## Task directions
Find each line holding the word "text" and give the number of such lines, nothing else.
────────────────
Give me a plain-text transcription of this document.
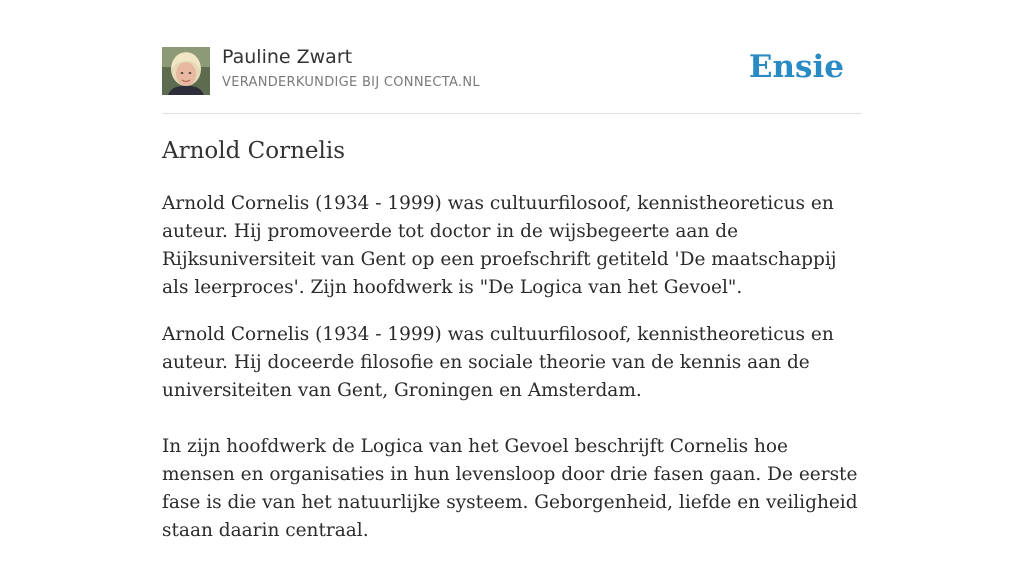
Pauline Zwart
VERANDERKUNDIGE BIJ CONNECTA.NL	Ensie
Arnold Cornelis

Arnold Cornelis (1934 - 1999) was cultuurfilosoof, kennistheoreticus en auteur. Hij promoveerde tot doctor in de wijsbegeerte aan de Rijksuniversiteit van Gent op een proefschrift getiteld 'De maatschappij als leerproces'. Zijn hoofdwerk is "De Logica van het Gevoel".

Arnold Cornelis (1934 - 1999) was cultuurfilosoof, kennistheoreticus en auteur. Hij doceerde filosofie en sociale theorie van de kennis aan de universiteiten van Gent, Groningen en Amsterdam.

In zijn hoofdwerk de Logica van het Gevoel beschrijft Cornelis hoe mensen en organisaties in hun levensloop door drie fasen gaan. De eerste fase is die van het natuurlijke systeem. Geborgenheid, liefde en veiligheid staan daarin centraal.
────────────────
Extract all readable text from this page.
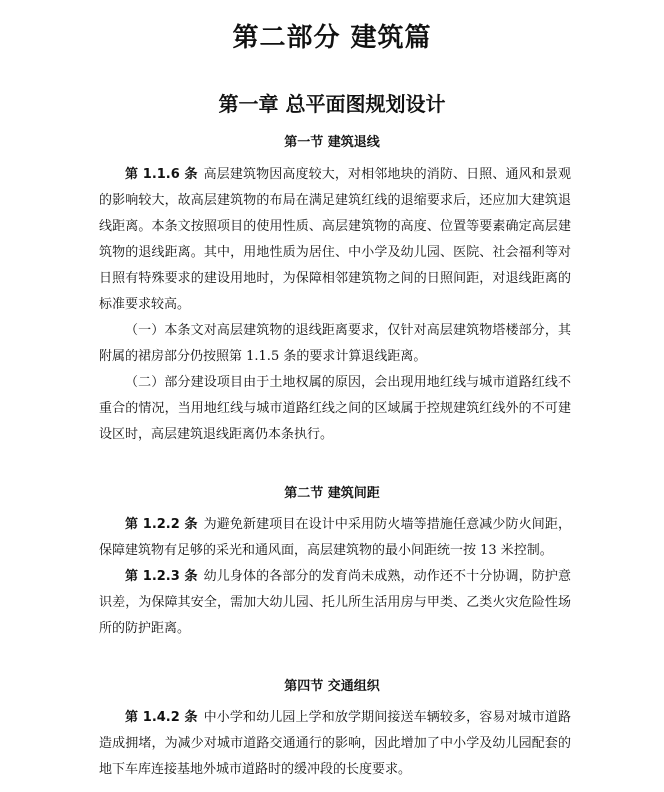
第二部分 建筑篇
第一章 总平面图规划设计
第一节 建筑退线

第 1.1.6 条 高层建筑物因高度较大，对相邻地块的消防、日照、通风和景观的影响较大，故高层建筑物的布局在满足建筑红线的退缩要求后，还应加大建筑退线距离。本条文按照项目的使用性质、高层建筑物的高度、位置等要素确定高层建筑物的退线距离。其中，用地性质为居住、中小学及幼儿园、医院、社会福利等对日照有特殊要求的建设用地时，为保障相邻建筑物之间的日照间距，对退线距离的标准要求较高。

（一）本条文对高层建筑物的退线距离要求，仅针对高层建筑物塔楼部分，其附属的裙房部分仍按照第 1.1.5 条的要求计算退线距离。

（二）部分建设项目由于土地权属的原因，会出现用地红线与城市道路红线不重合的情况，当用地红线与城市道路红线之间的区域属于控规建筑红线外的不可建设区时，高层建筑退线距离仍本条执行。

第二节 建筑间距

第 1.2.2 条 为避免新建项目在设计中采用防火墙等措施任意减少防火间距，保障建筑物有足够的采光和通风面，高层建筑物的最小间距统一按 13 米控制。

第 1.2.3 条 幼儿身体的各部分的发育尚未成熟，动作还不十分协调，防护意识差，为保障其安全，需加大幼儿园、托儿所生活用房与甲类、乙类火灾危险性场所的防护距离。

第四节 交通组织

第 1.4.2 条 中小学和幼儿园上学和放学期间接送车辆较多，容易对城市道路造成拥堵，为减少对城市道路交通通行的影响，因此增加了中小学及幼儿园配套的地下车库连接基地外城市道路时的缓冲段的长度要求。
────────────────
## Task answer
2